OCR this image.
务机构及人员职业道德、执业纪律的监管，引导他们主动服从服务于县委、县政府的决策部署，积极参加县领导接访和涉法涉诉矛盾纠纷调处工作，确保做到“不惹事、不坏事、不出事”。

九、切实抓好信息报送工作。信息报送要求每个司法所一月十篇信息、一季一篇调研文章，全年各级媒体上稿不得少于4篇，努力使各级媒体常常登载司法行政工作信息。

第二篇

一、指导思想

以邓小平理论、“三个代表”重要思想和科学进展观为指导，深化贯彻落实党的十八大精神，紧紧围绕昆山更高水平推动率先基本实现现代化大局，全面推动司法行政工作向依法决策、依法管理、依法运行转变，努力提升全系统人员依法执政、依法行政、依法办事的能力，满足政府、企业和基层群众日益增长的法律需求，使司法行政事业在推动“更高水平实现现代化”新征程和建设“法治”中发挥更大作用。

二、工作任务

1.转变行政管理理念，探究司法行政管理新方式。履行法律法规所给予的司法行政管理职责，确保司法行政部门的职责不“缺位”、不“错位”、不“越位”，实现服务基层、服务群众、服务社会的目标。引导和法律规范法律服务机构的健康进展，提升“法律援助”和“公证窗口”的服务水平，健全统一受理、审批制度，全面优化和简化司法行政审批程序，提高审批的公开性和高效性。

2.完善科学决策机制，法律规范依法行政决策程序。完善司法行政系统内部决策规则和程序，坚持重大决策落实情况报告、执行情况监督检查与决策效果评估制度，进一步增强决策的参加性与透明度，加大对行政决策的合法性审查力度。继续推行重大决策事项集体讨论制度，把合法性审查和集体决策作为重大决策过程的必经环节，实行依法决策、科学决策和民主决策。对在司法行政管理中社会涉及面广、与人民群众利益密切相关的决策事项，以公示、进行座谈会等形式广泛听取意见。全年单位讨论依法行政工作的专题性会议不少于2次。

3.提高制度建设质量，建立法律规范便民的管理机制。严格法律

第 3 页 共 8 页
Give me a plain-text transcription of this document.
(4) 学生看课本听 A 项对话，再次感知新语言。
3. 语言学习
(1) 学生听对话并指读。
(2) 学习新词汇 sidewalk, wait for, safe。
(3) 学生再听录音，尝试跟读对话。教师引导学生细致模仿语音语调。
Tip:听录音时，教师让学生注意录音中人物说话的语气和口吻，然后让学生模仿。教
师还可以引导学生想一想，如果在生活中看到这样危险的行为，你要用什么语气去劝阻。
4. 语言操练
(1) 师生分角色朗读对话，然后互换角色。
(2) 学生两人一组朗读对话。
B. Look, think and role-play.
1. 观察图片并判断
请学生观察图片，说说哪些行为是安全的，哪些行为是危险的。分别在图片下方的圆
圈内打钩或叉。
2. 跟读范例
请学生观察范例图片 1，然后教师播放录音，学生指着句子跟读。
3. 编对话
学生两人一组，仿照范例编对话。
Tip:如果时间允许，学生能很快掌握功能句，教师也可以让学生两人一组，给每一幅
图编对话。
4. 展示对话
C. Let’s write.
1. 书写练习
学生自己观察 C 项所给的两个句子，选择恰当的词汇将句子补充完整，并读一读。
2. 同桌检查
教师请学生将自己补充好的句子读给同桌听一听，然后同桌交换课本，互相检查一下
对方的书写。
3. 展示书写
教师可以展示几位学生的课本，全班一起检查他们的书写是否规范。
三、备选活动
-=-=-
## Written request
Copy the material above verbatim.

## Exercise output
OCR this image.
务机构及人员职业道德、执业纪律的监管，引导他们主动服从服务于县委、县政府的决策部署，积极参加县领导接访和涉法涉诉矛盾纠纷调处工作，确保做到“不惹事、不坏事、不出事”。

九、切实抓好信息报送工作。信息报送要求每个司法所一月十篇信息、一季一篇调研文章，全年各级媒体上稿不得少于4篇，努力使各级媒体常常登载司法行政工作信息。

第二篇

一、指导思想

以邓小平理论、“三个代表”重要思想和科学进展观为指导，深化贯彻落实党的十八大精神，紧紧围绕昆山更高水平推动率先基本实现现代化大局，全面推动司法行政工作向依法决策、依法管理、依法运行转变，努力提升全系统人员依法执政、依法行政、依法办事的能力，满足政府、企业和基层群众日益增长的法律需求，使司法行政事业在推动“更高水平实现现代化”新征程和建设“法治”中发挥更大作用。

二、工作任务

1.转变行政管理理念，探究司法行政管理新方式。履行法律法规所给予的司法行政管理职责，确保司法行政部门的职责不“缺位”、不“错位”、不“越位”，实现服务基层、服务群众、服务社会的目标。引导和法律规范法律服务机构的健康进展，提升“法律援助”和“公证窗口”的服务水平，健全统一受理、审批制度，全面优化和简化司法行政审批程序，提高审批的公开性和高效性。

2.完善科学决策机制，法律规范依法行政决策程序。完善司法行政系统内部决策规则和程序，坚持重大决策落实情况报告、执行情况监督检查与决策效果评估制度，进一步增强决策的参加性与透明度，加大对行政决策的合法性审查力度。继续推行重大决策事项集体讨论制度，把合法性审查和集体决策作为重大决策过程的必经环节，实行依法决策、科学决策和民主决策。对在司法行政管理中社会涉及面广、与人民群众利益密切相关的决策事项，以公示、进行座谈会等形式广泛听取意见。全年单位讨论依法行政工作的专题性会议不少于2次。

3.提高制度建设质量，建立法律规范便民的管理机制。严格法律

第 3 页 共 8 页
Give me a plain-text transcription of this document.
(4) 学生看课本听 A 项对话，再次感知新语言。
3. 语言学习
(1) 学生听对话并指读。
(2) 学习新词汇 sidewalk, wait for, safe。
(3) 学生再听录音，尝试跟读对话。教师引导学生细致模仿语音语调。
Tip:听录音时，教师让学生注意录音中人物说话的语气和口吻，然后让学生模仿。教
师还可以引导学生想一想，如果在生活中看到这样危险的行为，你要用什么语气去劝阻。
4. 语言操练
(1) 师生分角色朗读对话，然后互换角色。
(2) 学生两人一组朗读对话。
B. Look, think and role-play.
1. 观察图片并判断
请学生观察图片，说说哪些行为是安全的，哪些行为是危险的。分别在图片下方的圆
圈内打钩或叉。
2. 跟读范例
请学生观察范例图片 1，然后教师播放录音，学生指着句子跟读。
3. 编对话
学生两人一组，仿照范例编对话。
Tip:如果时间允许，学生能很快掌握功能句，教师也可以让学生两人一组，给每一幅
图编对话。
4. 展示对话
C. Let’s write.
1. 书写练习
学生自己观察 C 项所给的两个句子，选择恰当的词汇将句子补充完整，并读一读。
2. 同桌检查
教师请学生将自己补充好的句子读给同桌听一听，然后同桌交换课本，互相检查一下
对方的书写。
3. 展示书写
教师可以展示几位学生的课本，全班一起检查他们的书写是否规范。
三、备选活动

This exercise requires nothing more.